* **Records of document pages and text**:

==================================================

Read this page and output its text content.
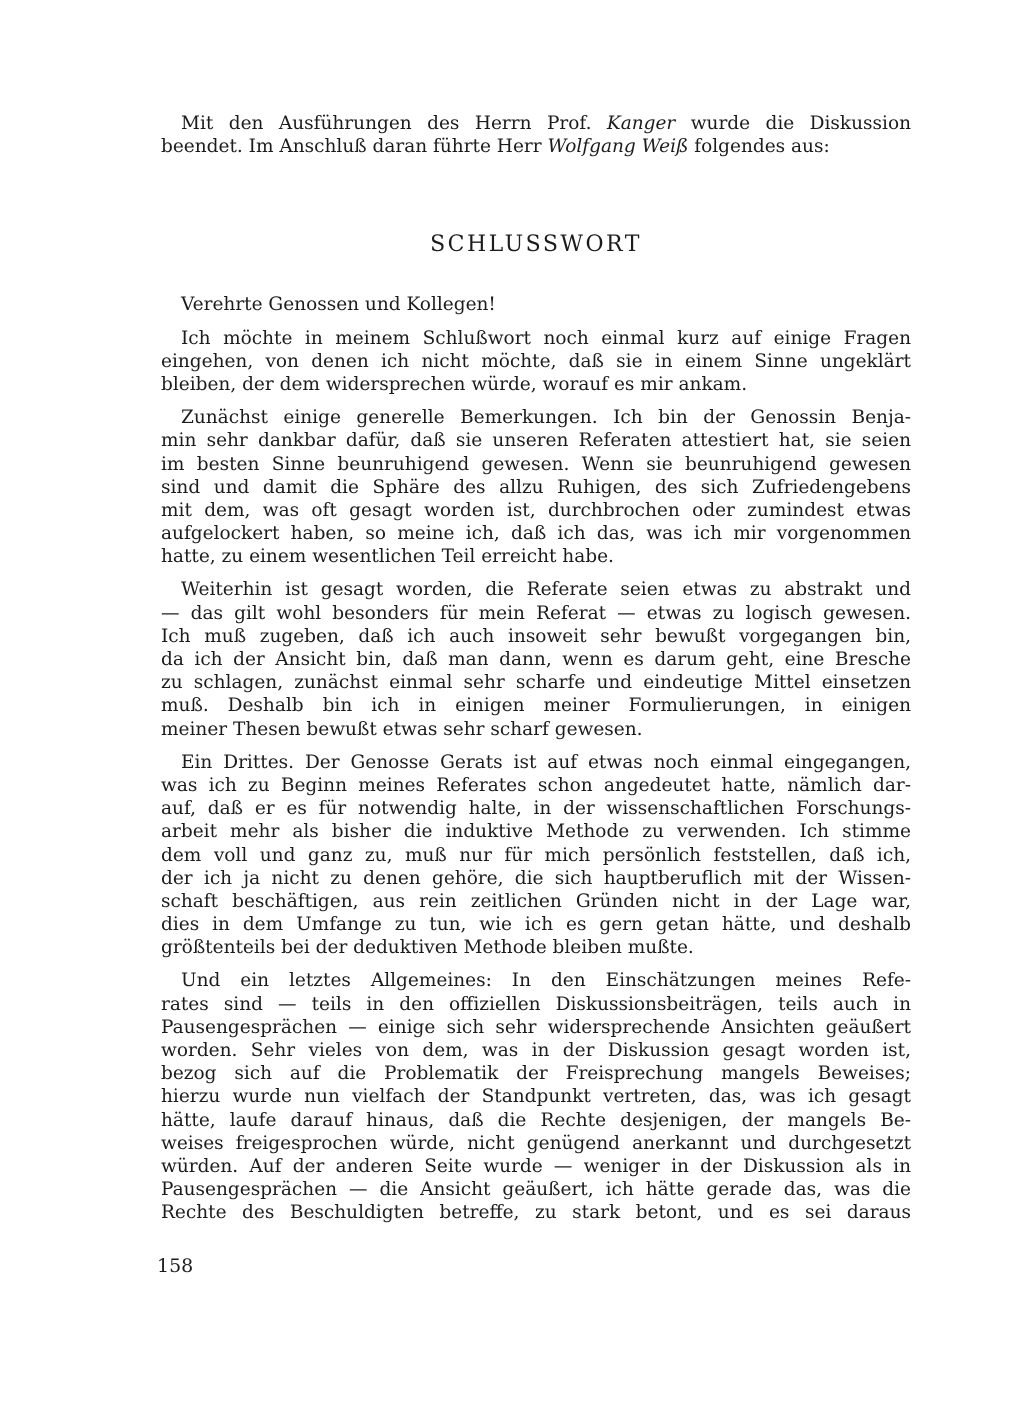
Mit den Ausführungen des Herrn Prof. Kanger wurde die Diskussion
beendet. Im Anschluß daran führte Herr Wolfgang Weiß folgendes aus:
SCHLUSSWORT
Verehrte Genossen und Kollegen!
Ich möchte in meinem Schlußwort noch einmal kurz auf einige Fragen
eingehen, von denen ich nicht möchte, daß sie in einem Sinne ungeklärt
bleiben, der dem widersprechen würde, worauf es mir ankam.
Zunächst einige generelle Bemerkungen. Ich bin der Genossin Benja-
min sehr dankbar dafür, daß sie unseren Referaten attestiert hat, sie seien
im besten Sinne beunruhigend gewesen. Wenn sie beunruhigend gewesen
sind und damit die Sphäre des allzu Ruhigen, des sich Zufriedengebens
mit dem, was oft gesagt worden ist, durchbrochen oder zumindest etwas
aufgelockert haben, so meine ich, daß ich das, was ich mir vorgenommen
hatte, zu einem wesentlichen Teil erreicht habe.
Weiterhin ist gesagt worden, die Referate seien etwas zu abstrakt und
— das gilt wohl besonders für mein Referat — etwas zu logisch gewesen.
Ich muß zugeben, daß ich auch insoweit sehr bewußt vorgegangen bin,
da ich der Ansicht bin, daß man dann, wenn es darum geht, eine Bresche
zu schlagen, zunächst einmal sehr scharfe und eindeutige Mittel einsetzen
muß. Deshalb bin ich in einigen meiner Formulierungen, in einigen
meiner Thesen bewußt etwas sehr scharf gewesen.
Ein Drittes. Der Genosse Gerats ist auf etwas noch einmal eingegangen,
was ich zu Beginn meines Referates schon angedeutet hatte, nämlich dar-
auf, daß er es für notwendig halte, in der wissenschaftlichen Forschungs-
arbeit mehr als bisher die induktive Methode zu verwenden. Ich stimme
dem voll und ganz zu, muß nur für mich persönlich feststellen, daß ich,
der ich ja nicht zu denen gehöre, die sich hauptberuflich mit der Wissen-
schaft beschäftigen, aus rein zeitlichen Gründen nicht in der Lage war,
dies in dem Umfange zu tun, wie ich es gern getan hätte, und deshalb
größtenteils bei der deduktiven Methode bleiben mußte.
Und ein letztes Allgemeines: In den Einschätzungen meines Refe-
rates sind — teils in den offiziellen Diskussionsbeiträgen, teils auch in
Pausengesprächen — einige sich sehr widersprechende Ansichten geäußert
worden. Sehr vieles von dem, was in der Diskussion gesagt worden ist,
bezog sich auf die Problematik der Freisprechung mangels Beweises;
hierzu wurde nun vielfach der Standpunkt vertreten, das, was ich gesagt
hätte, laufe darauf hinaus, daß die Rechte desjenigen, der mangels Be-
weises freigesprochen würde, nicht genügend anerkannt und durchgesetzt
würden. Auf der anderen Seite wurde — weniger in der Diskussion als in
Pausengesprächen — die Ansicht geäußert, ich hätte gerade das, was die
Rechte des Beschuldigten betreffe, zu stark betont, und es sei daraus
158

==================================================

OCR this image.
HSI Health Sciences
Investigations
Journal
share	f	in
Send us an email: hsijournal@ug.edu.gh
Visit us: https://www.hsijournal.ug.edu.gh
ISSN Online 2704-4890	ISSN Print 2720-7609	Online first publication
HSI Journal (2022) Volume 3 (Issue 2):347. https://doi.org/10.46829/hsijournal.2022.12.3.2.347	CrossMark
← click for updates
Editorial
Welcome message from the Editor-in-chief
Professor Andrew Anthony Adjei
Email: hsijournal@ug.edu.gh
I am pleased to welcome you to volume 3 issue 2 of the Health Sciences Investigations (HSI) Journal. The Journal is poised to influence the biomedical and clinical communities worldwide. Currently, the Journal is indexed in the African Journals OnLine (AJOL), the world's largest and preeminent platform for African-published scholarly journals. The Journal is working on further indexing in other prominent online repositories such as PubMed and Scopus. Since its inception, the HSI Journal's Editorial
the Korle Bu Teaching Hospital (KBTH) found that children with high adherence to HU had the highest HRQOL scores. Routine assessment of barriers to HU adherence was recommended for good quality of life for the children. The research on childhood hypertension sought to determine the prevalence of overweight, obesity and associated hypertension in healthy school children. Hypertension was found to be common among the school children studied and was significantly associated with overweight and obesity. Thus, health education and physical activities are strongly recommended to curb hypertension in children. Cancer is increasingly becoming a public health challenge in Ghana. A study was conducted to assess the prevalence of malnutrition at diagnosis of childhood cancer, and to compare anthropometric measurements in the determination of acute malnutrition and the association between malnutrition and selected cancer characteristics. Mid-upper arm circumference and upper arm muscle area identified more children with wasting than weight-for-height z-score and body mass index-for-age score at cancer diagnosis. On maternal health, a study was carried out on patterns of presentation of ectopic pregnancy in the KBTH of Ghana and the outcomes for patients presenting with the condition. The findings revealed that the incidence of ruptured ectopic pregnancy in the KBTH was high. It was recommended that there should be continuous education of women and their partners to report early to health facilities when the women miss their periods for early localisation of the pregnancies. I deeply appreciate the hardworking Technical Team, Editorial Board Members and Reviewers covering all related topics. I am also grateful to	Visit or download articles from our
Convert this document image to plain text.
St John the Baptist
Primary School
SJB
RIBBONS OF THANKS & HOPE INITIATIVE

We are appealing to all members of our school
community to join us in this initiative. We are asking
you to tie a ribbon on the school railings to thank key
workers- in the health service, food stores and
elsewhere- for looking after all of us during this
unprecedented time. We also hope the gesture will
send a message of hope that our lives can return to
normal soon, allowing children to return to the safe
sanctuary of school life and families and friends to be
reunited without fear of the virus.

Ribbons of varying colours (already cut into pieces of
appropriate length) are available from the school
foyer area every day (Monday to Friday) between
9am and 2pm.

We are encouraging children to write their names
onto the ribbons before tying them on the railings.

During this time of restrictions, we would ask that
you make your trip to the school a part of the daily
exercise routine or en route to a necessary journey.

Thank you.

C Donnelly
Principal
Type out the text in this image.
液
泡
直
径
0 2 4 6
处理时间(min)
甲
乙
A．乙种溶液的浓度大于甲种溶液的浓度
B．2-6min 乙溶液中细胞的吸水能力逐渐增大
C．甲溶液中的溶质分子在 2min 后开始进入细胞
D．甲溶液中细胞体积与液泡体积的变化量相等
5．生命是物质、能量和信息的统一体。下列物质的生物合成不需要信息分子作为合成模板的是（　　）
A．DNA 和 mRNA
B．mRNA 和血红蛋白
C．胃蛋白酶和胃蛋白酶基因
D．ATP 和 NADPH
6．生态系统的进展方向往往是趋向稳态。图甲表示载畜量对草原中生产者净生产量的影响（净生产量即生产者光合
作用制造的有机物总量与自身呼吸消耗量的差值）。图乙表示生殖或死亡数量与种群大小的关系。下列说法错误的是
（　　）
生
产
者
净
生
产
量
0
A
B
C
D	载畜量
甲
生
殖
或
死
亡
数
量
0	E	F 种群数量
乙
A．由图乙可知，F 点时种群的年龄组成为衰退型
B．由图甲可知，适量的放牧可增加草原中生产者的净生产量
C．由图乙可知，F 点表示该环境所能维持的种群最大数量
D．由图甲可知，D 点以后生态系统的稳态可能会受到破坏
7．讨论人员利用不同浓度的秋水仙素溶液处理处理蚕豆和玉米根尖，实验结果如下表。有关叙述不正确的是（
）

==================================================

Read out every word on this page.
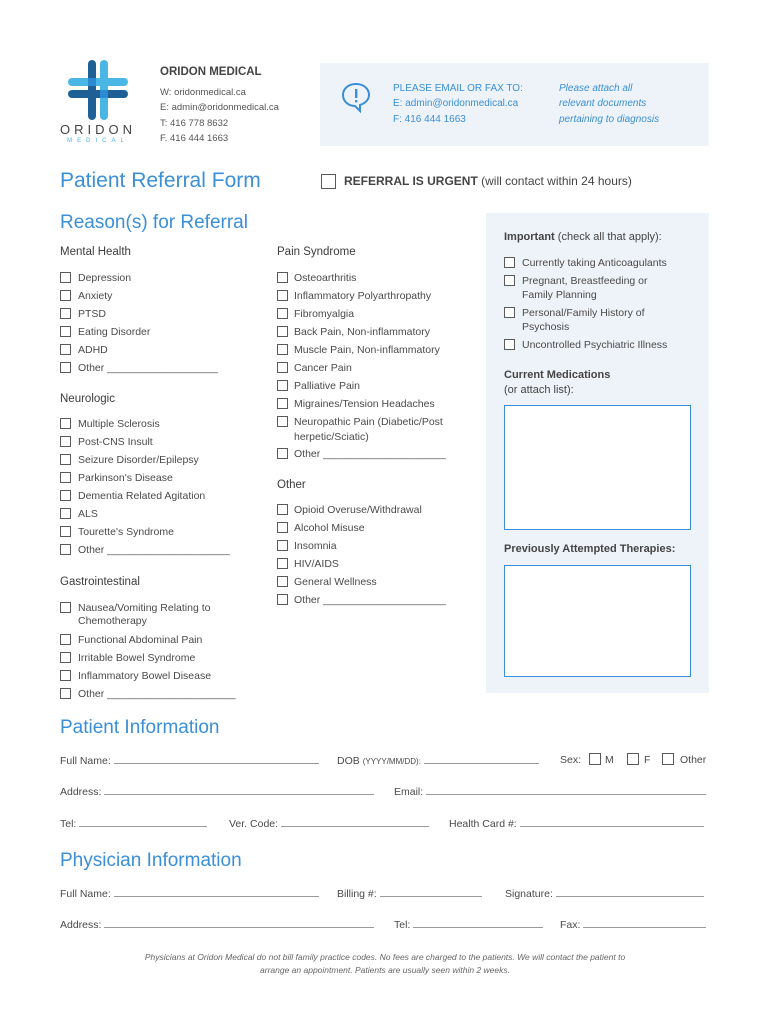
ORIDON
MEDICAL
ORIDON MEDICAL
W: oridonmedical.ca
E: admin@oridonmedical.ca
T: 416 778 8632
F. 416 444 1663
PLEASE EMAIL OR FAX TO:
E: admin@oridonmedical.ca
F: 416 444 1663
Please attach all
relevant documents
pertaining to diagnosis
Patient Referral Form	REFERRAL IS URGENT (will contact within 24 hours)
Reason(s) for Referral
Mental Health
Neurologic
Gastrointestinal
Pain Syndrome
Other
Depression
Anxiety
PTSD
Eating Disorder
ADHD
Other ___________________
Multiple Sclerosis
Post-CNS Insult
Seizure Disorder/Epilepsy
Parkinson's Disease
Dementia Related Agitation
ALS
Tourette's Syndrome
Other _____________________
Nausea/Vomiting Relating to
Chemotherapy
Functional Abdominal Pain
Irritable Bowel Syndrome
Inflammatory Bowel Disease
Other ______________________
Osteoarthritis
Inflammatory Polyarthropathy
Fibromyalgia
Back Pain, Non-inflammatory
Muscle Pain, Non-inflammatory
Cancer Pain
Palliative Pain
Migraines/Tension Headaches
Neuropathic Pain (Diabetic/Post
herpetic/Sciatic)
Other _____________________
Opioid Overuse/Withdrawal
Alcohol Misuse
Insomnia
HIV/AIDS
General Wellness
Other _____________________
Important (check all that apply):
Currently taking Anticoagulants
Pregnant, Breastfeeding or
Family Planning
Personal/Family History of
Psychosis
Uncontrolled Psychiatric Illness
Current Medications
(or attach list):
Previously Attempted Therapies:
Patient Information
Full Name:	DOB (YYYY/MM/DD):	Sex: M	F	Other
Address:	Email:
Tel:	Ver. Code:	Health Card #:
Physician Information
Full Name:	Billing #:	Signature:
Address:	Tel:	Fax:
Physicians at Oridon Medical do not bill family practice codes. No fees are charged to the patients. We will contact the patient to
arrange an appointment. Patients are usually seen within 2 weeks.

==================================================

* **EXERCISE DESCRIPTION**:
Reproduce every line in the data that has the word "will" in it.

* **TASK RESPONSE**:
unprecedented time. We also hope the gesture will
Patient Referral Form	REFERRAL IS URGENT (will contact within 24 hours)
Physicians at Oridon Medical do not bill family practice codes. No fees are charged to the patients. We will contact the patient to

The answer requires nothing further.